• **STATED GOAL**
Your task is to filter the data below down to the lines holding "upon".

Items listed in a dataset:
◇ ◇ ◇ ◇ ◇
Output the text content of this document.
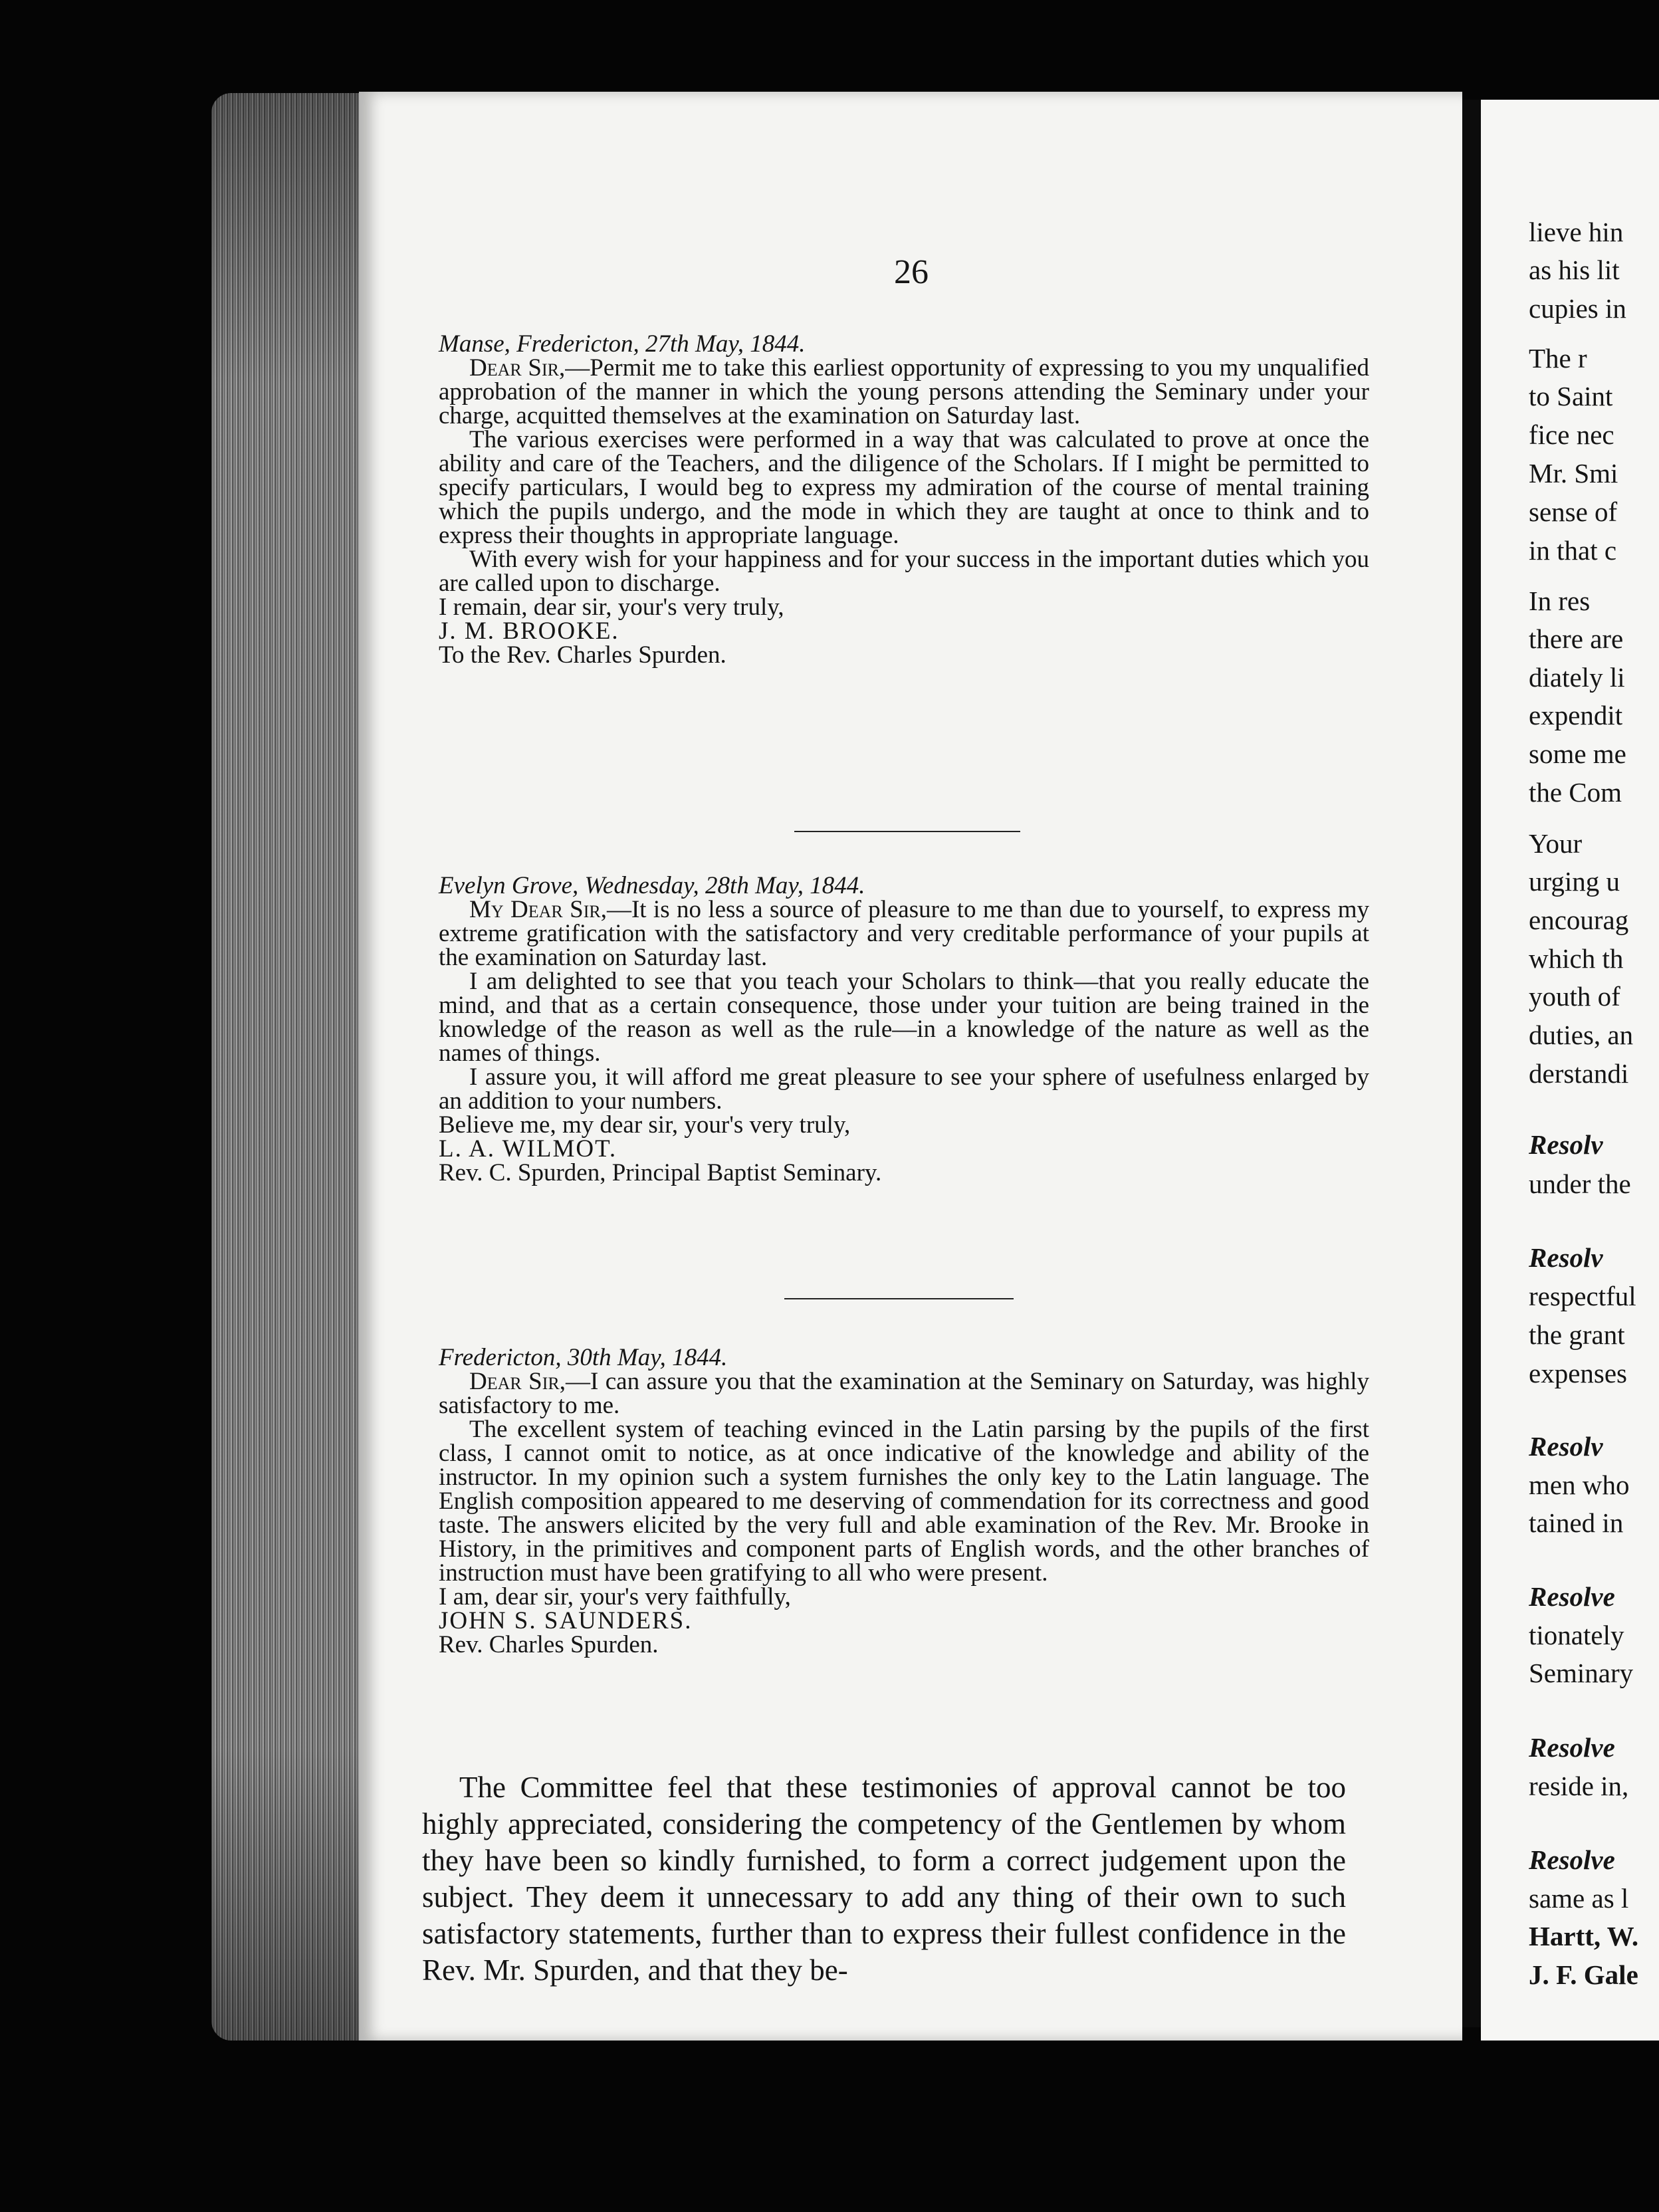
lieve hin
as his lit
cupies in
The r
to Saint
fice nec
Mr. Smi
sense of
in that c
In res
there are
diately li
expendit
some me
the Com
Your
urging u
encourag
which th
youth of
duties, an
derstandi
Resolv
under the
Resolv
respectful
the grant
expenses
Resolv
men who
tained in
Resolve
tionately
Seminary
Resolve
reside in,
Resolve
same as l
Hartt, W.
J. F. Gale
26

Manse, Fredericton, 27th May, 1844.

Dear Sir,—Permit me to take this earliest opportunity of expressing to you my unqualified approbation of the manner in which the young persons attending the Seminary under your charge, acquitted themselves at the examination on Saturday last.

The various exercises were performed in a way that was calculated to prove at once the ability and care of the Teachers, and the diligence of the Scholars. If I might be permitted to specify particulars, I would beg to express my admiration of the course of mental training which the pupils undergo, and the mode in which they are taught at once to think and to express their thoughts in appropriate language.

With every wish for your happiness and for your success in the important duties which you are called upon to discharge.

I remain, dear sir, your's very truly,

J. M. BROOKE.

To the Rev. Charles Spurden.

Evelyn Grove, Wednesday, 28th May, 1844.

My Dear Sir,—It is no less a source of pleasure to me than due to yourself, to express my extreme gratification with the satisfactory and very creditable performance of your pupils at the examination on Saturday last.

I am delighted to see that you teach your Scholars to think—that you really educate the mind, and that as a certain consequence, those under your tuition are being trained in the knowledge of the reason as well as the rule—in a knowledge of the nature as well as the names of things.

I assure you, it will afford me great pleasure to see your sphere of usefulness enlarged by an addition to your numbers.

Believe me, my dear sir, your's very truly,

L. A. WILMOT.

Rev. C. Spurden, Principal Baptist Seminary.

Fredericton, 30th May, 1844.

Dear Sir,—I can assure you that the examination at the Seminary on Saturday, was highly satisfactory to me.

The excellent system of teaching evinced in the Latin parsing by the pupils of the first class, I cannot omit to notice, as at once indicative of the knowledge and ability of the instructor. In my opinion such a system furnishes the only key to the Latin language. The English composition appeared to me deserving of commendation for its correctness and good taste. The answers elicited by the very full and able examination of the Rev. Mr. Brooke in History, in the primitives and component parts of English words, and the other branches of instruction must have been gratifying to all who were present.

I am, dear sir, your's very faithfully,

JOHN S. SAUNDERS.

Rev. Charles Spurden.

The Committee feel that these testimonies of approval cannot be too highly appreciated, considering the competency of the Gentlemen by whom they have been so kindly furnished, to form a correct judgement upon the subject. They deem it unnecessary to add any thing of their own to such satisfactory statements, further than to express their fullest confidence in the Rev. Mr. Spurden, and that they be-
◇ ◇ ◇ ◇ ◇
• **RESULT**
With every wish for your happiness and for your success in the important duties which you are called upon to discharge.
The Committee feel that these testimonies of approval cannot be too highly appreciated, considering the competency of the Gentlemen by whom they have been so kindly furnished, to form a correct judgement upon the subject. They deem it unnecessary to add any thing of their own to such satisfactory statements, further than to express their fullest confidence in the Rev. Mr. Spurden, and that they be-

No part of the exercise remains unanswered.